Data extracted from a collection
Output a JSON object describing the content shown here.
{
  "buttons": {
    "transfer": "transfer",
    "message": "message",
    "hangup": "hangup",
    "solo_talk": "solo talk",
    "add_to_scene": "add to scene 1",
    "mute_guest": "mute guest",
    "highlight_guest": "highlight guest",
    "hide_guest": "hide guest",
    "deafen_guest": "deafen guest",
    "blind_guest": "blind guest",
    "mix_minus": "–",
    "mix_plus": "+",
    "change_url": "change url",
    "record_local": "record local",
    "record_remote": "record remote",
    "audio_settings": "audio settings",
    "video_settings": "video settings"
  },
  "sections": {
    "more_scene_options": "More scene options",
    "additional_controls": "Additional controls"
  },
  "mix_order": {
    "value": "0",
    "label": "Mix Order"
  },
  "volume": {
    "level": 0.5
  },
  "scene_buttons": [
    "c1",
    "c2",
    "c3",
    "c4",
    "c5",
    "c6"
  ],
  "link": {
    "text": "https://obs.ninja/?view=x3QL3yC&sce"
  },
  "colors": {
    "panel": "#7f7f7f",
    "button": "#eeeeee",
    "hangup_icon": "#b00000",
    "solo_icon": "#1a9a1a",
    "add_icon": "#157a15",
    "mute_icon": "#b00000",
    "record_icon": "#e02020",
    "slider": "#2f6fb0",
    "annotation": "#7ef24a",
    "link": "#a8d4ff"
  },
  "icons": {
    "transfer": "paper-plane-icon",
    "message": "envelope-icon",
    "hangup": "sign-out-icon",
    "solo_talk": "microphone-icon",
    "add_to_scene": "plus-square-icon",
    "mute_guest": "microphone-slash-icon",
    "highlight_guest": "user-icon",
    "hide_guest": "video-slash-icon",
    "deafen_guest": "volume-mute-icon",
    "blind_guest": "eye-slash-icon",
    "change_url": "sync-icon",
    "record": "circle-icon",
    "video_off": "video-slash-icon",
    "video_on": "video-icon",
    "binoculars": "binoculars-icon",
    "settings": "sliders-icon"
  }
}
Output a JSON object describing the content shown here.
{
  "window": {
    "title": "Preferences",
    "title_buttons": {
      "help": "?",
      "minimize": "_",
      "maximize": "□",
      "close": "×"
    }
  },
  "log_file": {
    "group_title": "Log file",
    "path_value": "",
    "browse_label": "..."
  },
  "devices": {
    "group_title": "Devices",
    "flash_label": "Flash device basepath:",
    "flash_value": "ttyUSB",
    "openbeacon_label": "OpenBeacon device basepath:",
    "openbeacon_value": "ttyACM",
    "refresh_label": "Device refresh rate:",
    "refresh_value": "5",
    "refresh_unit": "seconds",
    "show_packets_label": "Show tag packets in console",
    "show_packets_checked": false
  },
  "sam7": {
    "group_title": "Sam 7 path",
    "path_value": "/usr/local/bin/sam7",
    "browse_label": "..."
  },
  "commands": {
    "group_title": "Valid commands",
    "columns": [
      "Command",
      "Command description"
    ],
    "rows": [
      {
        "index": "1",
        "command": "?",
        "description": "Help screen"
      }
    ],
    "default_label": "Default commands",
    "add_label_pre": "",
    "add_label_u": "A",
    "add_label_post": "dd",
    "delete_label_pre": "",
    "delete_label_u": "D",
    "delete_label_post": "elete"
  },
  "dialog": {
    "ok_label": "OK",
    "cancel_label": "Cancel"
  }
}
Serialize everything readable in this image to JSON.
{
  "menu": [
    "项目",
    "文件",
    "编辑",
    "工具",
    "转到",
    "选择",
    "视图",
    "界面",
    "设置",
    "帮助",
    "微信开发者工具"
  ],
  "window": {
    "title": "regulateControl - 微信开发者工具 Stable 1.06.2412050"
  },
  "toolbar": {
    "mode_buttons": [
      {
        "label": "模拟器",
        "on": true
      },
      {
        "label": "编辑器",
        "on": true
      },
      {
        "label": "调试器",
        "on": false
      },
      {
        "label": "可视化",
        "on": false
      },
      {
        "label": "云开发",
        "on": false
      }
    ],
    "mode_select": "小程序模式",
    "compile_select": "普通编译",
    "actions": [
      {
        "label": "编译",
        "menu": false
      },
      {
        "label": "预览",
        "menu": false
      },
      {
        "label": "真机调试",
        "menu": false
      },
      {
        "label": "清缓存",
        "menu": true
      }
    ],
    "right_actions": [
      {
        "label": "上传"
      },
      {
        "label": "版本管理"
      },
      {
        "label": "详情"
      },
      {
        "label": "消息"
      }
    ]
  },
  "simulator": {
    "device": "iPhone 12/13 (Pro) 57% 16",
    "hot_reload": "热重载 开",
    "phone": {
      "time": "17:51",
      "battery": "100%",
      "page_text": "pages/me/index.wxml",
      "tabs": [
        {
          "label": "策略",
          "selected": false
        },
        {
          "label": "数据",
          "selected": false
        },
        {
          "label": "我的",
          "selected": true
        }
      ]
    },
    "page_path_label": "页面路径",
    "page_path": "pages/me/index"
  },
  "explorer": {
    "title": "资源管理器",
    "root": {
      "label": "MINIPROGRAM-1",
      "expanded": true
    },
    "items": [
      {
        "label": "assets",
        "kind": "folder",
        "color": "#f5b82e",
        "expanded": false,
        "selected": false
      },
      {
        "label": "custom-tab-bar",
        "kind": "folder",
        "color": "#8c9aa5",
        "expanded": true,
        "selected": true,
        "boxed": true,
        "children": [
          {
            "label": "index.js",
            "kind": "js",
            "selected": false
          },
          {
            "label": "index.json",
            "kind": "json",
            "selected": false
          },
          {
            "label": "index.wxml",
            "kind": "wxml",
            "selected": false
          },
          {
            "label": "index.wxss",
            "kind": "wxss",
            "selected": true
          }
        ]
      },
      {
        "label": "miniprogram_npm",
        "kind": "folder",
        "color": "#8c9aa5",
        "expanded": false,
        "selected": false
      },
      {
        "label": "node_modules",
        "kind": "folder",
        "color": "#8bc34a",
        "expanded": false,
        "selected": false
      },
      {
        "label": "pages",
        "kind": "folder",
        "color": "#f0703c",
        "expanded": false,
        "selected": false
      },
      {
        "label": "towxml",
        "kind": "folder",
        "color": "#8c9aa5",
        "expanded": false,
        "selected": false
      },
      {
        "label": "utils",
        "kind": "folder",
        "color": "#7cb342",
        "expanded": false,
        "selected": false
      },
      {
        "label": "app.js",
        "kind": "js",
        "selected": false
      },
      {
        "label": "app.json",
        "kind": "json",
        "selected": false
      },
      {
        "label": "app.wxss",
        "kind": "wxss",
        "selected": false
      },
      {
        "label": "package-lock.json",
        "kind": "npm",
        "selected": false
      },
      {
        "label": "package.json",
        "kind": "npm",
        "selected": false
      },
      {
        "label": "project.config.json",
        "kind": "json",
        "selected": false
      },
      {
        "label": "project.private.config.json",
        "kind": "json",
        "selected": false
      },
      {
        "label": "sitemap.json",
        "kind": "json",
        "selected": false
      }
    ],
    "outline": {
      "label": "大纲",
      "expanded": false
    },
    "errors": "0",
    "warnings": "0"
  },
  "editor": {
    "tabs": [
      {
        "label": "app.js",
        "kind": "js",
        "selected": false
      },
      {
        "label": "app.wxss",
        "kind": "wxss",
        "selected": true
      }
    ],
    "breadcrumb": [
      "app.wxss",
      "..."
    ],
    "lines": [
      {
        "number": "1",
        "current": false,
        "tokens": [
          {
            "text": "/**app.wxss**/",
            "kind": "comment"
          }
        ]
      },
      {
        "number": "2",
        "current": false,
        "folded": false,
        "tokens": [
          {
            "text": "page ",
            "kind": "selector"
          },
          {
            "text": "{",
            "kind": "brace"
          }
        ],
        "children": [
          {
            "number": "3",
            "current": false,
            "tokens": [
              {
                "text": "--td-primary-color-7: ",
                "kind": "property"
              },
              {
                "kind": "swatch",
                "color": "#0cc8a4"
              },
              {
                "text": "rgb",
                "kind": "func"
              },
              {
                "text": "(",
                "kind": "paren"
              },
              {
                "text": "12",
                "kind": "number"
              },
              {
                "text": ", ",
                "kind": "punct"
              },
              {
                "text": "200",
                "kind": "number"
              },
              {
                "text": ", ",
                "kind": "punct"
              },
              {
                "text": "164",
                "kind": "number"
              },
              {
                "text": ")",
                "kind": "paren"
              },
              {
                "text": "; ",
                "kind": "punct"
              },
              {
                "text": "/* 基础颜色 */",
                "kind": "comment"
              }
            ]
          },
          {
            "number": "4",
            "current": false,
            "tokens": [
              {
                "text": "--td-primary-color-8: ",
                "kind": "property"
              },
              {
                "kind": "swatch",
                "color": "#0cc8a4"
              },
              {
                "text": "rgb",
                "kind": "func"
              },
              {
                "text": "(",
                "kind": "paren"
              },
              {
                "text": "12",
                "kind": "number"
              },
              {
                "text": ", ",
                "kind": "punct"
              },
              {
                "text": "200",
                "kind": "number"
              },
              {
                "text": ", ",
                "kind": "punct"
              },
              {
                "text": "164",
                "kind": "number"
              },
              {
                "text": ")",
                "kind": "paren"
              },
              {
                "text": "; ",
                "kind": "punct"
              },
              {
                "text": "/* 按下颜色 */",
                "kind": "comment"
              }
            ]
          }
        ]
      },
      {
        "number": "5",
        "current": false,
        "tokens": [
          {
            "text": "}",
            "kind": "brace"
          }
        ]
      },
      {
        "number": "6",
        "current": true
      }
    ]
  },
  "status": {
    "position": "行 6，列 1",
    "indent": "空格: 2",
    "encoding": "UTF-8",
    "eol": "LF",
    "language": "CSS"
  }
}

**THE TASK**: Check each line above for the word "local" and give the number of lines that have it, nothing else.

**WRITTEN RESPONSE**: 2